BEGIN
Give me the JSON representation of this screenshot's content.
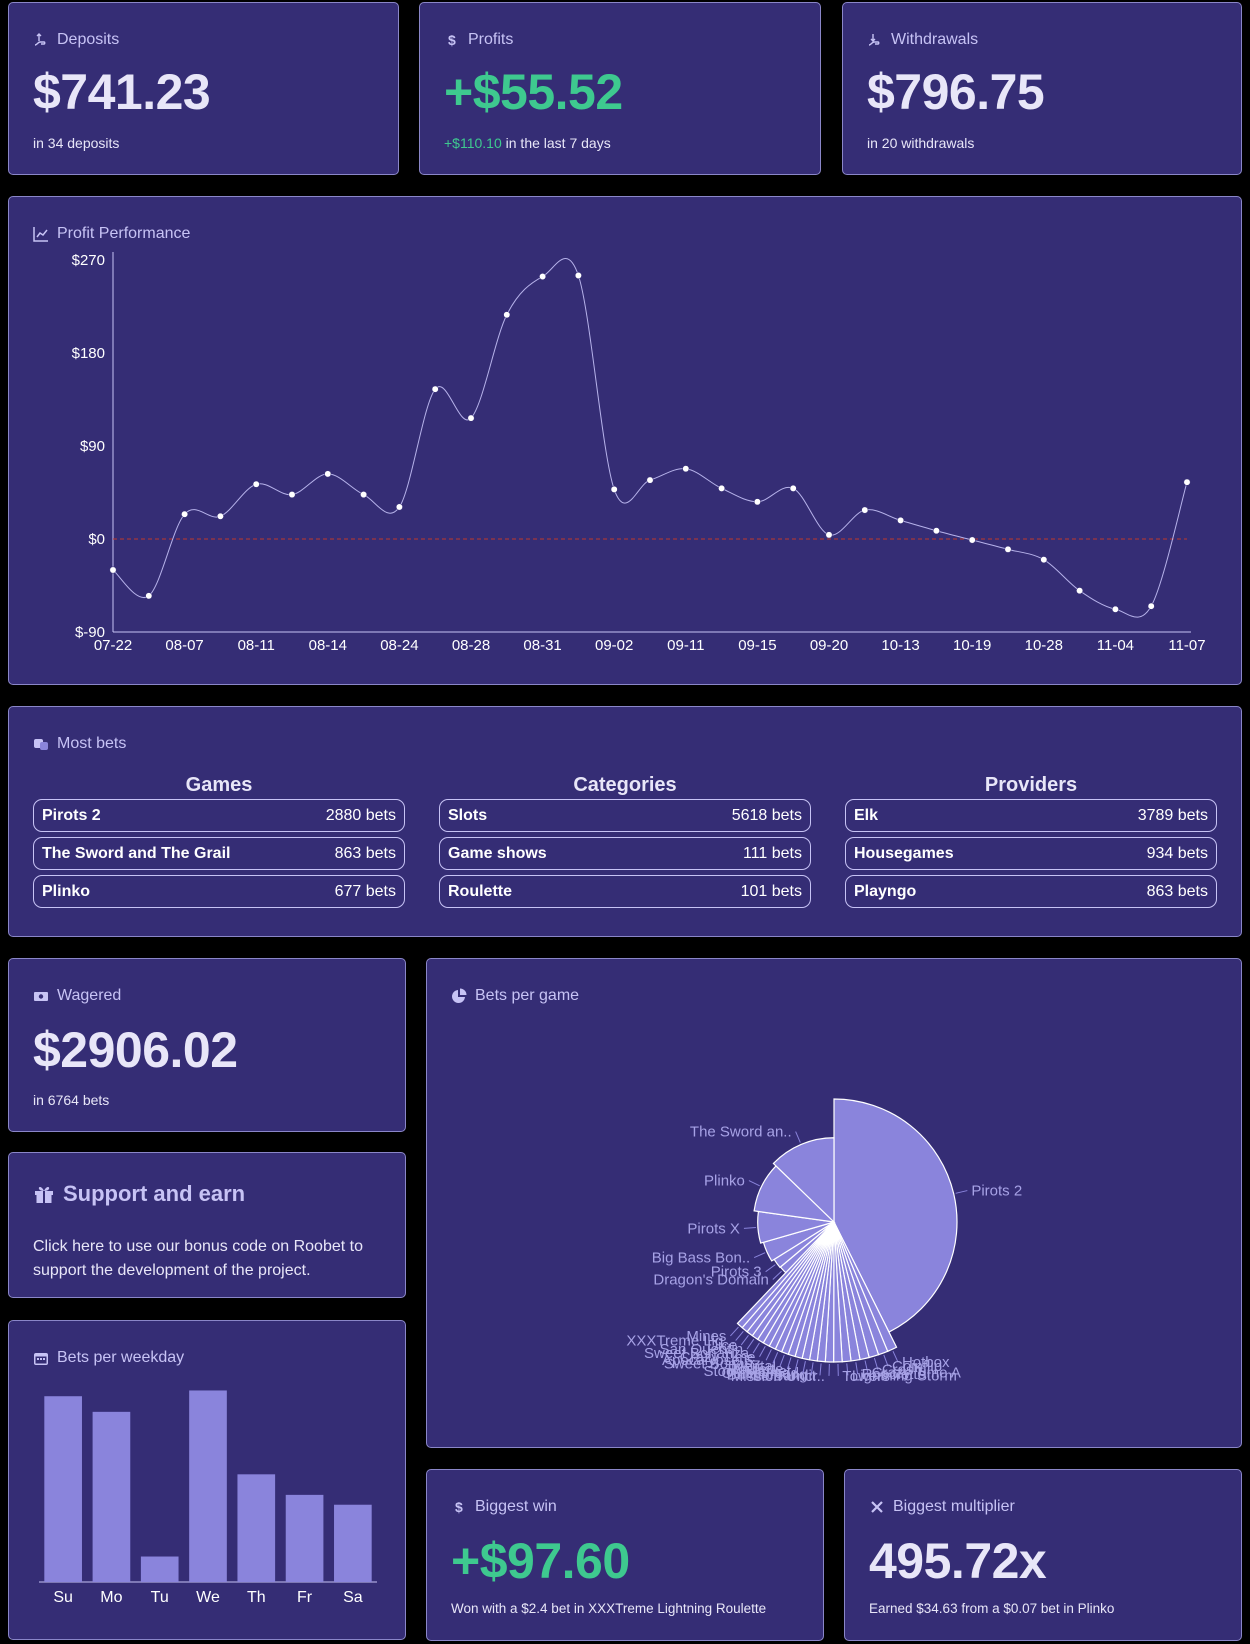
{
  "deposits": {
    "title": "Deposits",
    "value": "$741.23",
    "sub": "in 34 deposits"
  },
  "profits": {
    "title": "Profits",
    "value": "+$55.52",
    "sub_green": "+$110.10",
    "sub_rest": " in the last 7 days"
  },
  "withdrawals": {
    "title": "Withdrawals",
    "value": "$796.75",
    "sub": "in 20 withdrawals"
  },
  "profit_performance": {
    "title": "Profit Performance"
  },
  "most_bets": {
    "title": "Most bets",
    "games": {
      "heading": "Games",
      "items": [
        {
          "name": "Pirots 2",
          "value": "2880 bets"
        },
        {
          "name": "The Sword and The Grail",
          "value": "863 bets"
        },
        {
          "name": "Plinko",
          "value": "677 bets"
        }
      ]
    },
    "categories": {
      "heading": "Categories",
      "items": [
        {
          "name": "Slots",
          "value": "5618 bets"
        },
        {
          "name": "Game shows",
          "value": "111 bets"
        },
        {
          "name": "Roulette",
          "value": "101 bets"
        }
      ]
    },
    "providers": {
      "heading": "Providers",
      "items": [
        {
          "name": "Elk",
          "value": "3789 bets"
        },
        {
          "name": "Housegames",
          "value": "934 bets"
        },
        {
          "name": "Playngo",
          "value": "863 bets"
        }
      ]
    }
  },
  "wagered": {
    "title": "Wagered",
    "value": "$2906.02",
    "sub": "in 6764 bets"
  },
  "support": {
    "title": "Support and earn",
    "text": "Click here to use our bonus code on Roobet to support the development of the project."
  },
  "bets_per_weekday": {
    "title": "Bets per weekday"
  },
  "bets_per_game": {
    "title": "Bets per game"
  },
  "biggest_win": {
    "title": "Biggest win",
    "value": "+$97.60",
    "sub": "Won with a $2.4 bet in XXXTreme Lightning Roulette"
  },
  "biggest_multiplier": {
    "title": "Biggest multiplier",
    "value": "495.72x",
    "sub": "Earned $34.63 from a $0.07 bet in Plinko"
  },
  "colors": {
    "card": "#352d75",
    "border": "#8a86c8",
    "accent": "#8a84dc",
    "green": "#3ec98f",
    "zero_line": "#c0392b"
  },
  "chart_data": [
    {
      "type": "line",
      "x_tick_labels": [
        "07-22",
        "08-07",
        "08-11",
        "08-14",
        "08-24",
        "08-28",
        "08-31",
        "09-02",
        "09-11",
        "09-15",
        "09-20",
        "10-13",
        "10-19",
        "10-28",
        "11-04",
        "11-07"
      ],
      "y_tick_labels": [
        "$-90",
        "$0",
        "$90",
        "$180",
        "$270"
      ],
      "ylim": [
        -90,
        270
      ],
      "values": [
        -30,
        -55,
        24,
        22,
        53,
        43,
        63,
        43,
        31,
        145,
        117,
        217,
        254,
        255,
        48,
        57,
        68,
        49,
        36,
        49,
        4,
        28,
        18,
        8,
        -1,
        -10,
        -20,
        -50,
        -68,
        -65,
        55
      ],
      "zero_line": true
    },
    {
      "type": "bar",
      "categories": [
        "Su",
        "Mo",
        "Tu",
        "We",
        "Th",
        "Fr",
        "Sa"
      ],
      "values": [
        1130,
        1035,
        155,
        1165,
        655,
        530,
        470
      ],
      "ylim": [
        0,
        1180
      ]
    },
    {
      "type": "pie",
      "labels": [
        "Pirots 2",
        "Hotbox",
        "Coinflip",
        "Crash",
        "Crazy Time A",
        "Rooolette",
        "Lightning Storm",
        "Towers",
        "Mission Uncr..",
        "Le Bandit",
        "Buffalo King",
        "Outsourced",
        "Stock Market",
        "Roulette",
        "Mental",
        "Sweet Bonanz..",
        "Apocalypse S..",
        "Crazy Time",
        "Sweet Bonanza",
        "San Quentin",
        "Dice",
        "XXXTreme Lig..",
        "Mines",
        "Dragon's Domain",
        "Pirots 3",
        "Big Bass Bon..",
        "Pirots X",
        "Plinko",
        "The Sword an.."
      ],
      "values": [
        2880,
        75,
        75,
        75,
        72,
        70,
        68,
        66,
        64,
        62,
        60,
        58,
        56,
        55,
        54,
        53,
        52,
        52,
        51,
        50,
        50,
        49,
        49,
        120,
        150,
        300,
        450,
        677,
        863
      ]
    }
  ]
}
END
Return all the entries word for word, but omit any pictures they contain.

### Answer to this task
Give me the JSON representation of this screenshot's content.
{
  "deposits": {
    "title": "Deposits",
    "value": "$741.23",
    "sub": "in 34 deposits"
  },
  "profits": {
    "title": "Profits",
    "value": "+$55.52",
    "sub_green": "+$110.10",
    "sub_rest": " in the last 7 days"
  },
  "withdrawals": {
    "title": "Withdrawals",
    "value": "$796.75",
    "sub": "in 20 withdrawals"
  },
  "profit_performance": {
    "title": "Profit Performance"
  },
  "most_bets": {
    "title": "Most bets",
    "games": {
      "heading": "Games",
      "items": [
        {
          "name": "Pirots 2",
          "value": "2880 bets"
        },
        {
          "name": "The Sword and The Grail",
          "value": "863 bets"
        },
        {
          "name": "Plinko",
          "value": "677 bets"
        }
      ]
    },
    "categories": {
      "heading": "Categories",
      "items": [
        {
          "name": "Slots",
          "value": "5618 bets"
        },
        {
          "name": "Game shows",
          "value": "111 bets"
        },
        {
          "name": "Roulette",
          "value": "101 bets"
        }
      ]
    },
    "providers": {
      "heading": "Providers",
      "items": [
        {
          "name": "Elk",
          "value": "3789 bets"
        },
        {
          "name": "Housegames",
          "value": "934 bets"
        },
        {
          "name": "Playngo",
          "value": "863 bets"
        }
      ]
    }
  },
  "wagered": {
    "title": "Wagered",
    "value": "$2906.02",
    "sub": "in 6764 bets"
  },
  "support": {
    "title": "Support and earn",
    "text": "Click here to use our bonus code on Roobet to support the development of the project."
  },
  "bets_per_weekday": {
    "title": "Bets per weekday"
  },
  "bets_per_game": {
    "title": "Bets per game"
  },
  "biggest_win": {
    "title": "Biggest win",
    "value": "+$97.60",
    "sub": "Won with a $2.4 bet in XXXTreme Lightning Roulette"
  },
  "biggest_multiplier": {
    "title": "Biggest multiplier",
    "value": "495.72x",
    "sub": "Earned $34.63 from a $0.07 bet in Plinko"
  },
  "colors": {
    "card": "#352d75",
    "border": "#8a86c8",
    "accent": "#8a84dc",
    "green": "#3ec98f",
    "zero_line": "#c0392b"
  },
  "chart_data": [
    {
      "type": "line",
      "x_tick_labels": [
        "07-22",
        "08-07",
        "08-11",
        "08-14",
        "08-24",
        "08-28",
        "08-31",
        "09-02",
        "09-11",
        "09-15",
        "09-20",
        "10-13",
        "10-19",
        "10-28",
        "11-04",
        "11-07"
      ],
      "y_tick_labels": [
        "$-90",
        "$0",
        "$90",
        "$180",
        "$270"
      ],
      "ylim": [
        -90,
        270
      ],
      "values": [
        -30,
        -55,
        24,
        22,
        53,
        43,
        63,
        43,
        31,
        145,
        117,
        217,
        254,
        255,
        48,
        57,
        68,
        49,
        36,
        49,
        4,
        28,
        18,
        8,
        -1,
        -10,
        -20,
        -50,
        -68,
        -65,
        55
      ],
      "zero_line": true
    },
    {
      "type": "bar",
      "categories": [
        "Su",
        "Mo",
        "Tu",
        "We",
        "Th",
        "Fr",
        "Sa"
      ],
      "values": [
        1130,
        1035,
        155,
        1165,
        655,
        530,
        470
      ],
      "ylim": [
        0,
        1180
      ]
    },
    {
      "type": "pie",
      "labels": [
        "Pirots 2",
        "Hotbox",
        "Coinflip",
        "Crash",
        "Crazy Time A",
        "Rooolette",
        "Lightning Storm",
        "Towers",
        "Mission Uncr..",
        "Le Bandit",
        "Buffalo King",
        "Outsourced",
        "Stock Market",
        "Roulette",
        "Mental",
        "Sweet Bonanz..",
        "Apocalypse S..",
        "Crazy Time",
        "Sweet Bonanza",
        "San Quentin",
        "Dice",
        "XXXTreme Lig..",
        "Mines",
        "Dragon's Domain",
        "Pirots 3",
        "Big Bass Bon..",
        "Pirots X",
        "Plinko",
        "The Sword an.."
      ],
      "values": [
        2880,
        75,
        75,
        75,
        72,
        70,
        68,
        66,
        64,
        62,
        60,
        58,
        56,
        55,
        54,
        53,
        52,
        52,
        51,
        50,
        50,
        49,
        49,
        120,
        150,
        300,
        450,
        677,
        863
      ]
    }
  ]
}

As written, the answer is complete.